→ **Given instruction**: Please transcribe the records precisely; pictures stay out of your copy.

— Start —

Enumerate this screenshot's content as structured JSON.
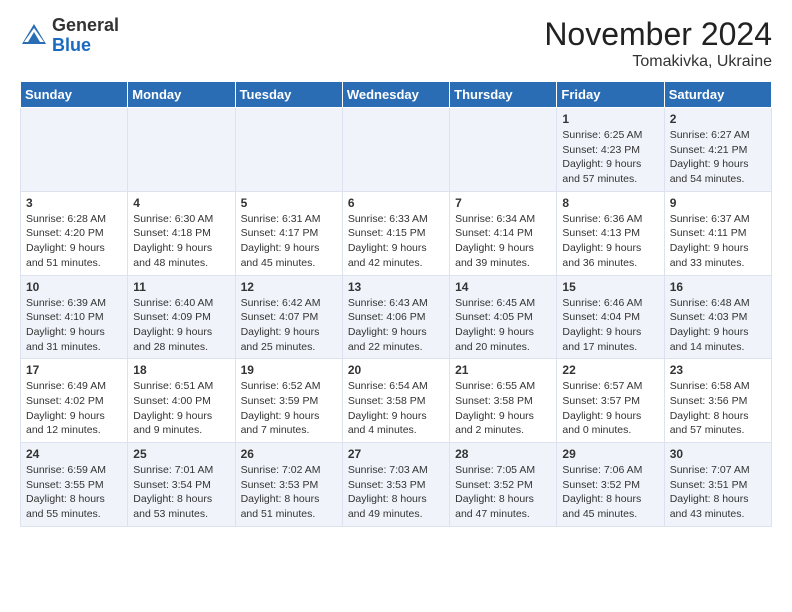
{
  "header": {
    "logo_general": "General",
    "logo_blue": "Blue",
    "month_title": "November 2024",
    "location": "Tomakivka, Ukraine"
  },
  "days_of_week": [
    "Sunday",
    "Monday",
    "Tuesday",
    "Wednesday",
    "Thursday",
    "Friday",
    "Saturday"
  ],
  "rows": [
    [
      {
        "num": "",
        "info": ""
      },
      {
        "num": "",
        "info": ""
      },
      {
        "num": "",
        "info": ""
      },
      {
        "num": "",
        "info": ""
      },
      {
        "num": "",
        "info": ""
      },
      {
        "num": "1",
        "info": "Sunrise: 6:25 AM\nSunset: 4:23 PM\nDaylight: 9 hours and 57 minutes."
      },
      {
        "num": "2",
        "info": "Sunrise: 6:27 AM\nSunset: 4:21 PM\nDaylight: 9 hours and 54 minutes."
      }
    ],
    [
      {
        "num": "3",
        "info": "Sunrise: 6:28 AM\nSunset: 4:20 PM\nDaylight: 9 hours and 51 minutes."
      },
      {
        "num": "4",
        "info": "Sunrise: 6:30 AM\nSunset: 4:18 PM\nDaylight: 9 hours and 48 minutes."
      },
      {
        "num": "5",
        "info": "Sunrise: 6:31 AM\nSunset: 4:17 PM\nDaylight: 9 hours and 45 minutes."
      },
      {
        "num": "6",
        "info": "Sunrise: 6:33 AM\nSunset: 4:15 PM\nDaylight: 9 hours and 42 minutes."
      },
      {
        "num": "7",
        "info": "Sunrise: 6:34 AM\nSunset: 4:14 PM\nDaylight: 9 hours and 39 minutes."
      },
      {
        "num": "8",
        "info": "Sunrise: 6:36 AM\nSunset: 4:13 PM\nDaylight: 9 hours and 36 minutes."
      },
      {
        "num": "9",
        "info": "Sunrise: 6:37 AM\nSunset: 4:11 PM\nDaylight: 9 hours and 33 minutes."
      }
    ],
    [
      {
        "num": "10",
        "info": "Sunrise: 6:39 AM\nSunset: 4:10 PM\nDaylight: 9 hours and 31 minutes."
      },
      {
        "num": "11",
        "info": "Sunrise: 6:40 AM\nSunset: 4:09 PM\nDaylight: 9 hours and 28 minutes."
      },
      {
        "num": "12",
        "info": "Sunrise: 6:42 AM\nSunset: 4:07 PM\nDaylight: 9 hours and 25 minutes."
      },
      {
        "num": "13",
        "info": "Sunrise: 6:43 AM\nSunset: 4:06 PM\nDaylight: 9 hours and 22 minutes."
      },
      {
        "num": "14",
        "info": "Sunrise: 6:45 AM\nSunset: 4:05 PM\nDaylight: 9 hours and 20 minutes."
      },
      {
        "num": "15",
        "info": "Sunrise: 6:46 AM\nSunset: 4:04 PM\nDaylight: 9 hours and 17 minutes."
      },
      {
        "num": "16",
        "info": "Sunrise: 6:48 AM\nSunset: 4:03 PM\nDaylight: 9 hours and 14 minutes."
      }
    ],
    [
      {
        "num": "17",
        "info": "Sunrise: 6:49 AM\nSunset: 4:02 PM\nDaylight: 9 hours and 12 minutes."
      },
      {
        "num": "18",
        "info": "Sunrise: 6:51 AM\nSunset: 4:00 PM\nDaylight: 9 hours and 9 minutes."
      },
      {
        "num": "19",
        "info": "Sunrise: 6:52 AM\nSunset: 3:59 PM\nDaylight: 9 hours and 7 minutes."
      },
      {
        "num": "20",
        "info": "Sunrise: 6:54 AM\nSunset: 3:58 PM\nDaylight: 9 hours and 4 minutes."
      },
      {
        "num": "21",
        "info": "Sunrise: 6:55 AM\nSunset: 3:58 PM\nDaylight: 9 hours and 2 minutes."
      },
      {
        "num": "22",
        "info": "Sunrise: 6:57 AM\nSunset: 3:57 PM\nDaylight: 9 hours and 0 minutes."
      },
      {
        "num": "23",
        "info": "Sunrise: 6:58 AM\nSunset: 3:56 PM\nDaylight: 8 hours and 57 minutes."
      }
    ],
    [
      {
        "num": "24",
        "info": "Sunrise: 6:59 AM\nSunset: 3:55 PM\nDaylight: 8 hours and 55 minutes."
      },
      {
        "num": "25",
        "info": "Sunrise: 7:01 AM\nSunset: 3:54 PM\nDaylight: 8 hours and 53 minutes."
      },
      {
        "num": "26",
        "info": "Sunrise: 7:02 AM\nSunset: 3:53 PM\nDaylight: 8 hours and 51 minutes."
      },
      {
        "num": "27",
        "info": "Sunrise: 7:03 AM\nSunset: 3:53 PM\nDaylight: 8 hours and 49 minutes."
      },
      {
        "num": "28",
        "info": "Sunrise: 7:05 AM\nSunset: 3:52 PM\nDaylight: 8 hours and 47 minutes."
      },
      {
        "num": "29",
        "info": "Sunrise: 7:06 AM\nSunset: 3:52 PM\nDaylight: 8 hours and 45 minutes."
      },
      {
        "num": "30",
        "info": "Sunrise: 7:07 AM\nSunset: 3:51 PM\nDaylight: 8 hours and 43 minutes."
      }
    ]
  ]
}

— End —

→ **Solved exercise**:
Enumerate this screenshot's content as structured JSON.
{
  "header": {
    "logo_general": "General",
    "logo_blue": "Blue",
    "month_title": "November 2024",
    "location": "Tomakivka, Ukraine"
  },
  "days_of_week": [
    "Sunday",
    "Monday",
    "Tuesday",
    "Wednesday",
    "Thursday",
    "Friday",
    "Saturday"
  ],
  "rows": [
    [
      {
        "num": "",
        "info": ""
      },
      {
        "num": "",
        "info": ""
      },
      {
        "num": "",
        "info": ""
      },
      {
        "num": "",
        "info": ""
      },
      {
        "num": "",
        "info": ""
      },
      {
        "num": "1",
        "info": "Sunrise: 6:25 AM\nSunset: 4:23 PM\nDaylight: 9 hours and 57 minutes."
      },
      {
        "num": "2",
        "info": "Sunrise: 6:27 AM\nSunset: 4:21 PM\nDaylight: 9 hours and 54 minutes."
      }
    ],
    [
      {
        "num": "3",
        "info": "Sunrise: 6:28 AM\nSunset: 4:20 PM\nDaylight: 9 hours and 51 minutes."
      },
      {
        "num": "4",
        "info": "Sunrise: 6:30 AM\nSunset: 4:18 PM\nDaylight: 9 hours and 48 minutes."
      },
      {
        "num": "5",
        "info": "Sunrise: 6:31 AM\nSunset: 4:17 PM\nDaylight: 9 hours and 45 minutes."
      },
      {
        "num": "6",
        "info": "Sunrise: 6:33 AM\nSunset: 4:15 PM\nDaylight: 9 hours and 42 minutes."
      },
      {
        "num": "7",
        "info": "Sunrise: 6:34 AM\nSunset: 4:14 PM\nDaylight: 9 hours and 39 minutes."
      },
      {
        "num": "8",
        "info": "Sunrise: 6:36 AM\nSunset: 4:13 PM\nDaylight: 9 hours and 36 minutes."
      },
      {
        "num": "9",
        "info": "Sunrise: 6:37 AM\nSunset: 4:11 PM\nDaylight: 9 hours and 33 minutes."
      }
    ],
    [
      {
        "num": "10",
        "info": "Sunrise: 6:39 AM\nSunset: 4:10 PM\nDaylight: 9 hours and 31 minutes."
      },
      {
        "num": "11",
        "info": "Sunrise: 6:40 AM\nSunset: 4:09 PM\nDaylight: 9 hours and 28 minutes."
      },
      {
        "num": "12",
        "info": "Sunrise: 6:42 AM\nSunset: 4:07 PM\nDaylight: 9 hours and 25 minutes."
      },
      {
        "num": "13",
        "info": "Sunrise: 6:43 AM\nSunset: 4:06 PM\nDaylight: 9 hours and 22 minutes."
      },
      {
        "num": "14",
        "info": "Sunrise: 6:45 AM\nSunset: 4:05 PM\nDaylight: 9 hours and 20 minutes."
      },
      {
        "num": "15",
        "info": "Sunrise: 6:46 AM\nSunset: 4:04 PM\nDaylight: 9 hours and 17 minutes."
      },
      {
        "num": "16",
        "info": "Sunrise: 6:48 AM\nSunset: 4:03 PM\nDaylight: 9 hours and 14 minutes."
      }
    ],
    [
      {
        "num": "17",
        "info": "Sunrise: 6:49 AM\nSunset: 4:02 PM\nDaylight: 9 hours and 12 minutes."
      },
      {
        "num": "18",
        "info": "Sunrise: 6:51 AM\nSunset: 4:00 PM\nDaylight: 9 hours and 9 minutes."
      },
      {
        "num": "19",
        "info": "Sunrise: 6:52 AM\nSunset: 3:59 PM\nDaylight: 9 hours and 7 minutes."
      },
      {
        "num": "20",
        "info": "Sunrise: 6:54 AM\nSunset: 3:58 PM\nDaylight: 9 hours and 4 minutes."
      },
      {
        "num": "21",
        "info": "Sunrise: 6:55 AM\nSunset: 3:58 PM\nDaylight: 9 hours and 2 minutes."
      },
      {
        "num": "22",
        "info": "Sunrise: 6:57 AM\nSunset: 3:57 PM\nDaylight: 9 hours and 0 minutes."
      },
      {
        "num": "23",
        "info": "Sunrise: 6:58 AM\nSunset: 3:56 PM\nDaylight: 8 hours and 57 minutes."
      }
    ],
    [
      {
        "num": "24",
        "info": "Sunrise: 6:59 AM\nSunset: 3:55 PM\nDaylight: 8 hours and 55 minutes."
      },
      {
        "num": "25",
        "info": "Sunrise: 7:01 AM\nSunset: 3:54 PM\nDaylight: 8 hours and 53 minutes."
      },
      {
        "num": "26",
        "info": "Sunrise: 7:02 AM\nSunset: 3:53 PM\nDaylight: 8 hours and 51 minutes."
      },
      {
        "num": "27",
        "info": "Sunrise: 7:03 AM\nSunset: 3:53 PM\nDaylight: 8 hours and 49 minutes."
      },
      {
        "num": "28",
        "info": "Sunrise: 7:05 AM\nSunset: 3:52 PM\nDaylight: 8 hours and 47 minutes."
      },
      {
        "num": "29",
        "info": "Sunrise: 7:06 AM\nSunset: 3:52 PM\nDaylight: 8 hours and 45 minutes."
      },
      {
        "num": "30",
        "info": "Sunrise: 7:07 AM\nSunset: 3:51 PM\nDaylight: 8 hours and 43 minutes."
      }
    ]
  ]
}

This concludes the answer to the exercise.